- [STATED EXERCISE]: Return the lines below that carry the word "namirnica".

- [WORKING DATA]:
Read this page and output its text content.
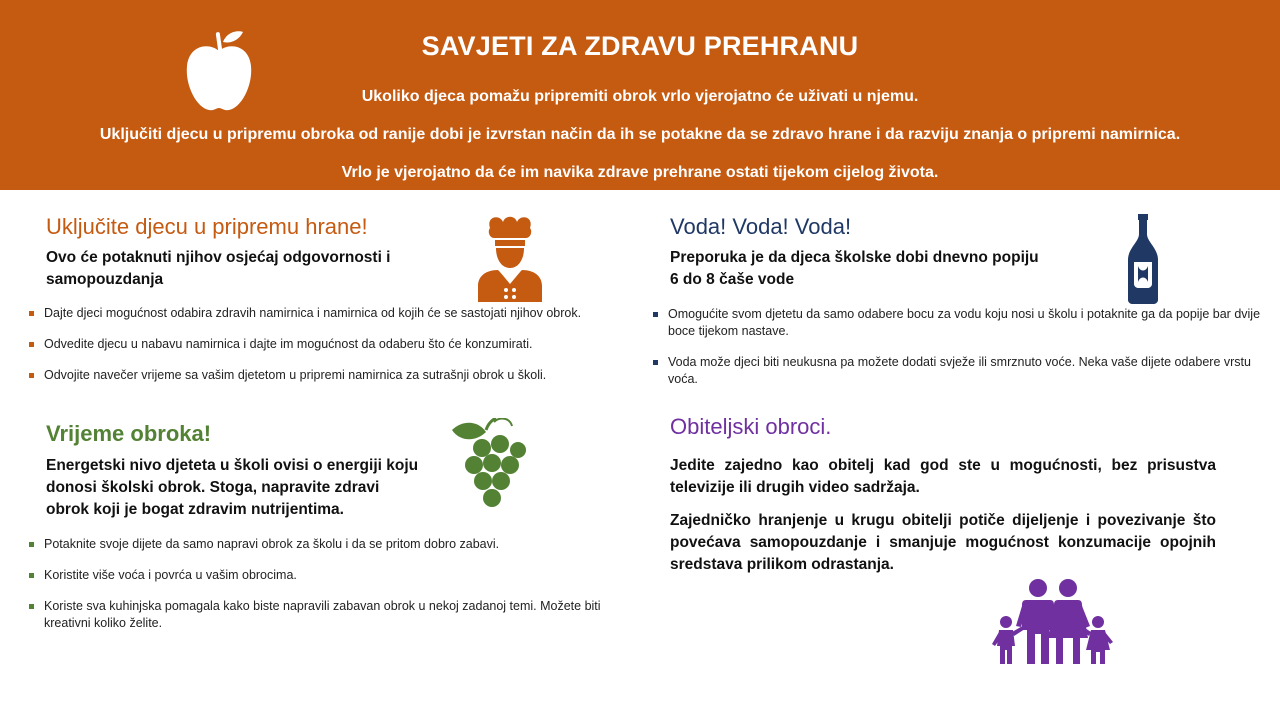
SAVJETI ZA ZDRAVU PREHRANU
Ukoliko djeca pomažu pripremiti obrok vrlo vjerojatno će uživati u njemu.
Uključiti djecu u pripremu obroka od ranije dobi je izvrstan način da ih se potakne da se zdravo hrane i da razviju znanja o pripremi namirnica.
Vrlo je vjerojatno da će im navika zdrave prehrane ostati tijekom cijelog života.
Uključite djecu u pripremu hrane!
Ovo će potaknuti njihov osjećaj odgovornosti i samopouzdanja
Dajte djeci mogućnost odabira zdravih namirnica i namirnica od kojih će se sastojati njihov obrok.
Odvedite djecu u nabavu namirnica i dajte im mogućnost da odaberu što će konzumirati.
Odvojite navečer vrijeme sa vašim djetetom u pripremi namirnica za sutrašnji obrok u školi.
Vrijeme obroka!
Energetski nivo djeteta u školi ovisi o energiji koju donosi školski obrok. Stoga, napravite zdravi obrok koji je bogat zdravim nutrijentima.
Potaknite svoje dijete da samo napravi obrok za školu i da se pritom dobro zabavi.
Koristite više voća i povrća u vašim obrocima.
Koriste sva kuhinjska pomagala kako biste napravili zabavan obrok u nekoj zadanoj temi. Možete biti kreativni koliko želite.
Voda! Voda! Voda!
Preporuka je da djeca školske dobi dnevno popiju 6 do 8 čaše vode
Omogućite svom djetetu da samo odabere bocu za vodu koju nosi u školu i potaknite ga da popije bar dvije boce tijekom nastave.
Voda može djeci biti neukusna pa možete dodati svježe ili smrznuto voće. Neka vaše dijete odabere vrstu voća.
Obiteljski obroci.

Jedite zajedno kao obitelj kad god ste u mogućnosti, bez prisustva televizije ili drugih video sadržaja.

Zajedničko hranjenje u krugu obitelji potiče dijeljenje i povezivanje što povećava samopouzdanje i smanjuje mogućnost konzumacije opojnih sredstava prilikom odrastanja.
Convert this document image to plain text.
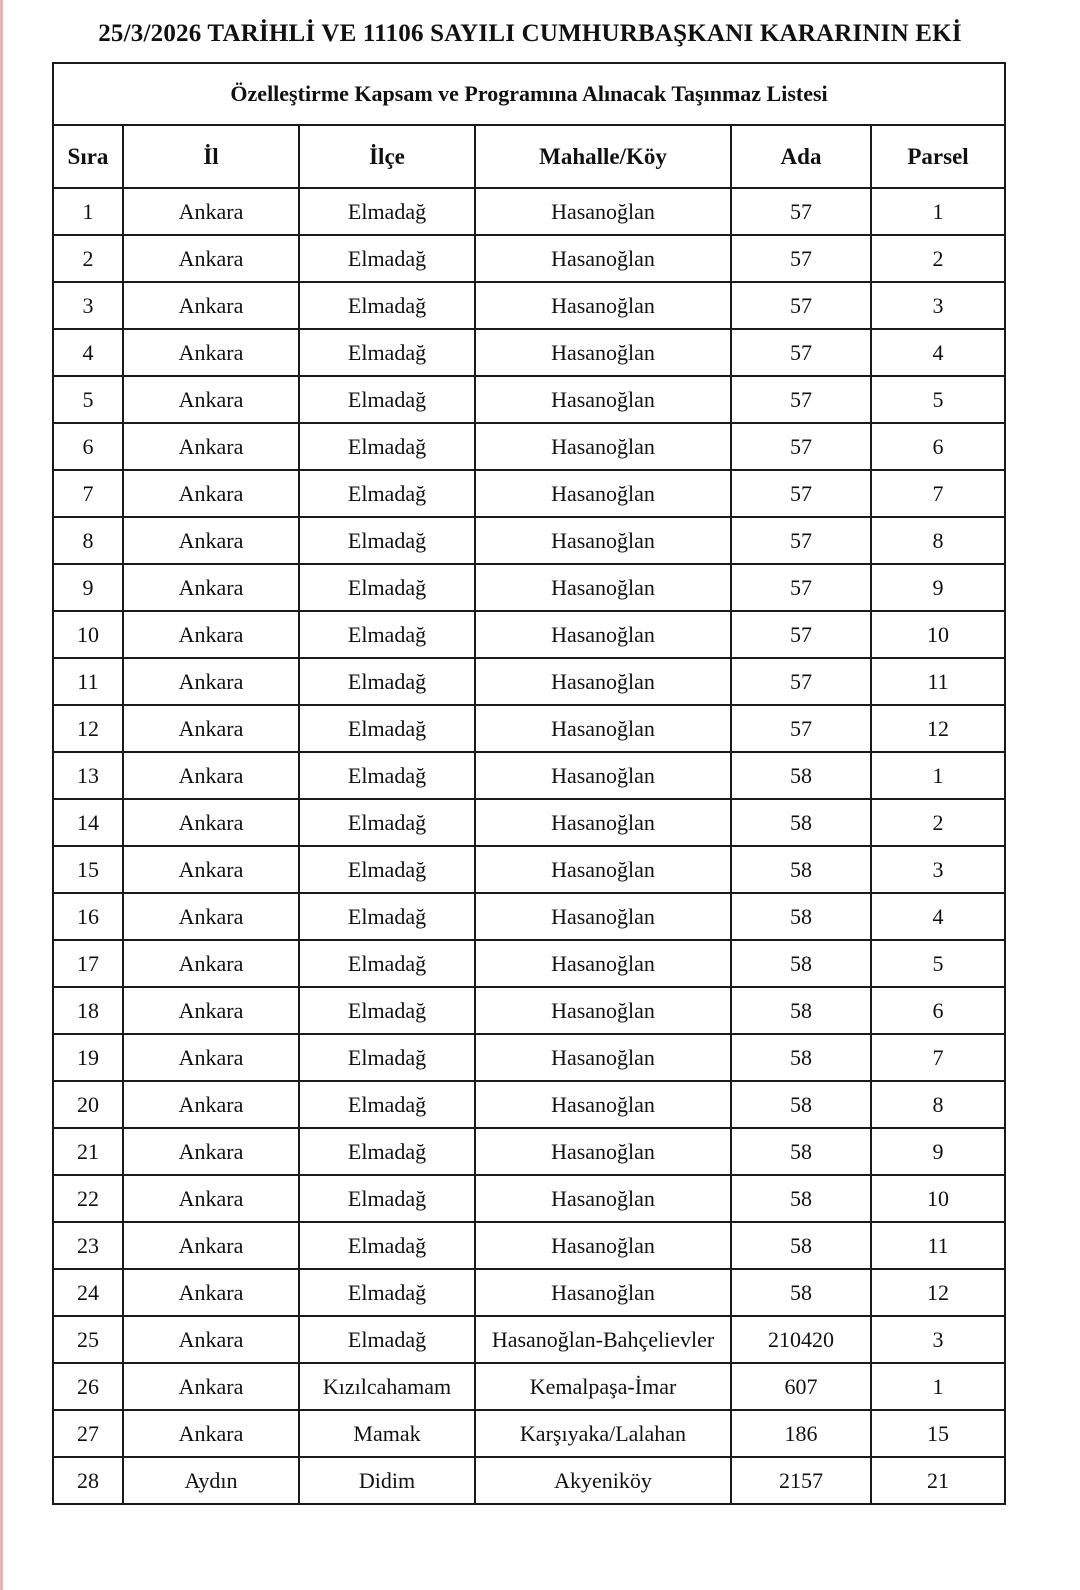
25/3/2026 TARİHLİ VE 11106 SAYILI CUMHURBAŞKANI KARARININ EKİ
Özelleştirme Kapsam ve Programına Alınacak Taşınmaz Listesi					
Sıra	İl	İlçe	Mahalle/Köy	Ada	Parsel
1	Ankara	Elmadağ	Hasanoğlan	57	1
2	Ankara	Elmadağ	Hasanoğlan	57	2
3	Ankara	Elmadağ	Hasanoğlan	57	3
4	Ankara	Elmadağ	Hasanoğlan	57	4
5	Ankara	Elmadağ	Hasanoğlan	57	5
6	Ankara	Elmadağ	Hasanoğlan	57	6
7	Ankara	Elmadağ	Hasanoğlan	57	7
8	Ankara	Elmadağ	Hasanoğlan	57	8
9	Ankara	Elmadağ	Hasanoğlan	57	9
10	Ankara	Elmadağ	Hasanoğlan	57	10
11	Ankara	Elmadağ	Hasanoğlan	57	11
12	Ankara	Elmadağ	Hasanoğlan	57	12
13	Ankara	Elmadağ	Hasanoğlan	58	1
14	Ankara	Elmadağ	Hasanoğlan	58	2
15	Ankara	Elmadağ	Hasanoğlan	58	3
16	Ankara	Elmadağ	Hasanoğlan	58	4
17	Ankara	Elmadağ	Hasanoğlan	58	5
18	Ankara	Elmadağ	Hasanoğlan	58	6
19	Ankara	Elmadağ	Hasanoğlan	58	7
20	Ankara	Elmadağ	Hasanoğlan	58	8
21	Ankara	Elmadağ	Hasanoğlan	58	9
22	Ankara	Elmadağ	Hasanoğlan	58	10
23	Ankara	Elmadağ	Hasanoğlan	58	11
24	Ankara	Elmadağ	Hasanoğlan	58	12
25	Ankara	Elmadağ	Hasanoğlan-Bahçelievler	210420	3
26	Ankara	Kızılcahamam	Kemalpaşa-İmar	607	1
27	Ankara	Mamak	Karşıyaka/Lalahan	186	15
28	Aydın	Didim	Akyeniköy	2157	21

- [CORRECT OUTPUT]:
Uključiti djecu u pripremu obroka od ranije dobi je izvrstan način da ih se potakne da se zdravo hrane i da razviju znanja o pripremi namirnica.
Dajte djeci mogućnost odabira zdravih namirnica i namirnica od kojih će se sastojati njihov obrok.
Odvedite djecu u nabavu namirnica i dajte im mogućnost da odaberu što će konzumirati.
Odvojite navečer vrijeme sa vašim djetetom u pripremi namirnica za sutrašnji obrok u školi.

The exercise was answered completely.